Show all lines that include the string "Inflación"; copy each one.
— START OF GIVEN ENTRIES —
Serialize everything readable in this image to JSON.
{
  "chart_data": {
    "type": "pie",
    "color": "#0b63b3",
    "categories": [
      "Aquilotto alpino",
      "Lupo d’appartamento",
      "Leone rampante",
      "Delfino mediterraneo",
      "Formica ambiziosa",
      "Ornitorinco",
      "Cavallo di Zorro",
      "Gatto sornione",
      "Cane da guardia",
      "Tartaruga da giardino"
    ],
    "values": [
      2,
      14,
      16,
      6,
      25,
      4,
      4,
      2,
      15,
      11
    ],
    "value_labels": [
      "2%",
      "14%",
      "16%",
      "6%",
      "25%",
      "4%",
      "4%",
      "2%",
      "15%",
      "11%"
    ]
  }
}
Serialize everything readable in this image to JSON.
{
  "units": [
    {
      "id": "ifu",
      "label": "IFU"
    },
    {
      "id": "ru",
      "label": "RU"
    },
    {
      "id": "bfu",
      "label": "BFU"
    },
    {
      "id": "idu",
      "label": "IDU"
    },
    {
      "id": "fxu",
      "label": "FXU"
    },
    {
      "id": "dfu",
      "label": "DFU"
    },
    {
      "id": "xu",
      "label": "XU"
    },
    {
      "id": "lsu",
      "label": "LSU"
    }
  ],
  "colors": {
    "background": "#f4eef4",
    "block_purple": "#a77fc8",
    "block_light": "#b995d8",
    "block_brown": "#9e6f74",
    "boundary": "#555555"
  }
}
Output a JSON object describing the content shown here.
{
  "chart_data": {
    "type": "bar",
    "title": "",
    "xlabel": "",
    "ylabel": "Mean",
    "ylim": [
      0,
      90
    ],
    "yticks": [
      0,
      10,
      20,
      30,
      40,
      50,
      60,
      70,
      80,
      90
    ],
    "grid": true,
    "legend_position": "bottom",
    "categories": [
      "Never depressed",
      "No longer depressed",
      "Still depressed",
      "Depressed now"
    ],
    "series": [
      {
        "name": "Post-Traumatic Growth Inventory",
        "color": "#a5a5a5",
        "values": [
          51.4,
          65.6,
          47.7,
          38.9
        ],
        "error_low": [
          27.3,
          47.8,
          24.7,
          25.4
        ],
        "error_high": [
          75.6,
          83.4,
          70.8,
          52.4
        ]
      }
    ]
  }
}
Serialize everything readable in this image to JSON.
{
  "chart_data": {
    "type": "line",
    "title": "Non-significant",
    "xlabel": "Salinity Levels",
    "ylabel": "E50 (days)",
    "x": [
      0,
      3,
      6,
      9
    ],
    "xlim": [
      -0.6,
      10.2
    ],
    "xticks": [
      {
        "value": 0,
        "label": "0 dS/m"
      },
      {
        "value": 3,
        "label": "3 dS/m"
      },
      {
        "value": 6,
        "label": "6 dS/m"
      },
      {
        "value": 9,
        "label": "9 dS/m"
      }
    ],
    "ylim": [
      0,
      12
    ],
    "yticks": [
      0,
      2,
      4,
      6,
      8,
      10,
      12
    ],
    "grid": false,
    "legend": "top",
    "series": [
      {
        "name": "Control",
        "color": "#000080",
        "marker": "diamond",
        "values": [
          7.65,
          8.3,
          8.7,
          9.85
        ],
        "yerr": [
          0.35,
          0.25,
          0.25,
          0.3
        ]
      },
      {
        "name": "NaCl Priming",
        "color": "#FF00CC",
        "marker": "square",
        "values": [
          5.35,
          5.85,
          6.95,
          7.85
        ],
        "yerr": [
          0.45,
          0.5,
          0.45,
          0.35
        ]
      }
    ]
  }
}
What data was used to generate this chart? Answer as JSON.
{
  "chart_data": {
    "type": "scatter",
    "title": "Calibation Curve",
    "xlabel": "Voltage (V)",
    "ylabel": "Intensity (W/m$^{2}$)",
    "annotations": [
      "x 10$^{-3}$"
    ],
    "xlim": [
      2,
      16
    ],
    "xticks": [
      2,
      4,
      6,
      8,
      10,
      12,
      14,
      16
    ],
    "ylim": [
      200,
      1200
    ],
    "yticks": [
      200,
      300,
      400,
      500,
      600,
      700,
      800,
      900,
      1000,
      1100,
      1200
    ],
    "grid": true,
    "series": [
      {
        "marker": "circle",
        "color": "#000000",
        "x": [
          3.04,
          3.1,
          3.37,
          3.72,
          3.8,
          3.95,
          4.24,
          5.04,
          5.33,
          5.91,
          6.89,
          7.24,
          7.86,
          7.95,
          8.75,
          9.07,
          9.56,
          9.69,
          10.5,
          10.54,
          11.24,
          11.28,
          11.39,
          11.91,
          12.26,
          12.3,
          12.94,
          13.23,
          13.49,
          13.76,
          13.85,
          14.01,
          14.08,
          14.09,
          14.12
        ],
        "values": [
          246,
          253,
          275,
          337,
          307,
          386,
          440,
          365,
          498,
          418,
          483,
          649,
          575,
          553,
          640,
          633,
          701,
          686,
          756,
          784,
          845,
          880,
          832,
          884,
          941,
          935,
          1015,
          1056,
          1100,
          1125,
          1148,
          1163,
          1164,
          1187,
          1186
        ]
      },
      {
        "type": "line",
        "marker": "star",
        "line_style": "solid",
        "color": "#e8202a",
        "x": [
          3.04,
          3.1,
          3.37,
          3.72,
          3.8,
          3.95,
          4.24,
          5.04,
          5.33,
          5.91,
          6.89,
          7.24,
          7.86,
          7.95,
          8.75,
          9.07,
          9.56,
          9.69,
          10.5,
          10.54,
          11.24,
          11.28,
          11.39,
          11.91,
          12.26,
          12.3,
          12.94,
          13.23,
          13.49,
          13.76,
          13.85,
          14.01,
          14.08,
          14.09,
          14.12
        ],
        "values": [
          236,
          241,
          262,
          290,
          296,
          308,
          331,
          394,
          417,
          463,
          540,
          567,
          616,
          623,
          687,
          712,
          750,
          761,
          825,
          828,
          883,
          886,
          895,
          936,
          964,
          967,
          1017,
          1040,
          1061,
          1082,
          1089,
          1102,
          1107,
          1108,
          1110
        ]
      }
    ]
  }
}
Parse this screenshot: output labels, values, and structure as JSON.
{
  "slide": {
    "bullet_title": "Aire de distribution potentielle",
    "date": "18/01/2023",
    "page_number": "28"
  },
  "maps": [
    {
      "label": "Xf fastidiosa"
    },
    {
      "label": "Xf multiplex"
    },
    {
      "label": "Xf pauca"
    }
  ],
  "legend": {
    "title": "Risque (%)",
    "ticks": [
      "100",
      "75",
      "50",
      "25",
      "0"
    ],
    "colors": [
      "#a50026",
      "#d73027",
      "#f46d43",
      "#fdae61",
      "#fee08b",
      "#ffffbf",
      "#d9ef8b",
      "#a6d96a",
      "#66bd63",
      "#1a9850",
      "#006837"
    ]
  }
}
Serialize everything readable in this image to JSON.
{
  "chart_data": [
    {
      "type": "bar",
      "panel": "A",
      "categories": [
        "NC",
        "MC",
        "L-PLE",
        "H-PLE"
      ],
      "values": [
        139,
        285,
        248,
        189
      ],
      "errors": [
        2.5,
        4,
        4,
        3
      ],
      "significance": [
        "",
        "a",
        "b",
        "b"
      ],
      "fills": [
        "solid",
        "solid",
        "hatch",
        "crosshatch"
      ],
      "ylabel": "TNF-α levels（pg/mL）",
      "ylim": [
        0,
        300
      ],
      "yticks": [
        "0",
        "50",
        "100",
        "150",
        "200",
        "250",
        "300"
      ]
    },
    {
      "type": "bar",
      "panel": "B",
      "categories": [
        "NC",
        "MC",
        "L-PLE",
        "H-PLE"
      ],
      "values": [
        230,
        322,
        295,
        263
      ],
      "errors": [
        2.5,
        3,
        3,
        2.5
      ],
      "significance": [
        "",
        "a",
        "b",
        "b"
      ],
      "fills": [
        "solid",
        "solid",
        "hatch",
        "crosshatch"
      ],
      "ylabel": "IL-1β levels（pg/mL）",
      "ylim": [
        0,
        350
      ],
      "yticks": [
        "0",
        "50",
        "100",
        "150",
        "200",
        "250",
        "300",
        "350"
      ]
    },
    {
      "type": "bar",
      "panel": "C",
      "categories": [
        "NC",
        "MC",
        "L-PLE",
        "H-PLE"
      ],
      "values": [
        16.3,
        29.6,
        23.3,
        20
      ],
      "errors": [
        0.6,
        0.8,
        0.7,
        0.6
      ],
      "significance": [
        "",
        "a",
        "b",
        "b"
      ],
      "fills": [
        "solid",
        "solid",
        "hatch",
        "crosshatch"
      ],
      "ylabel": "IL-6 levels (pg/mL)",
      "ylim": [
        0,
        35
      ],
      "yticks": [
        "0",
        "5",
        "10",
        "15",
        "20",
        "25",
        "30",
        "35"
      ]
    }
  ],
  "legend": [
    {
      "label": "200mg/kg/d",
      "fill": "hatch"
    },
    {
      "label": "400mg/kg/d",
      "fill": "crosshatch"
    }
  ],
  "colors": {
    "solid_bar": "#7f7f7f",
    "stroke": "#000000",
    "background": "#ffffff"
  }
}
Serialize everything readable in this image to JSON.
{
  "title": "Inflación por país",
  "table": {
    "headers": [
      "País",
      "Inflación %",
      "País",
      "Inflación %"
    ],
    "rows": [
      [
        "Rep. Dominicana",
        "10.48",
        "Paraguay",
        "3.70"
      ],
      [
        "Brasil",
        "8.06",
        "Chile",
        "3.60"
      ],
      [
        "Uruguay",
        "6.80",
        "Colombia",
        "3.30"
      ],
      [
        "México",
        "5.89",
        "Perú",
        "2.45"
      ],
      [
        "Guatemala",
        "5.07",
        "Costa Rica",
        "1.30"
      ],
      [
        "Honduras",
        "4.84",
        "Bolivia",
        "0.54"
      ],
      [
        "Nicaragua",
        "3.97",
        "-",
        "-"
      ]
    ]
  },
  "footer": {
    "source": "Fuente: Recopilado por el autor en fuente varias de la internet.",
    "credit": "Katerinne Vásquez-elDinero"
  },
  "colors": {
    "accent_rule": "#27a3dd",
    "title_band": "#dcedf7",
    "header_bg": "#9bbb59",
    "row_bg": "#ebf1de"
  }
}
— END OF GIVEN ENTRIES —
▸ **RESULT**
  "title": "Inflación por país",
      "Inflación %",
      "Inflación %"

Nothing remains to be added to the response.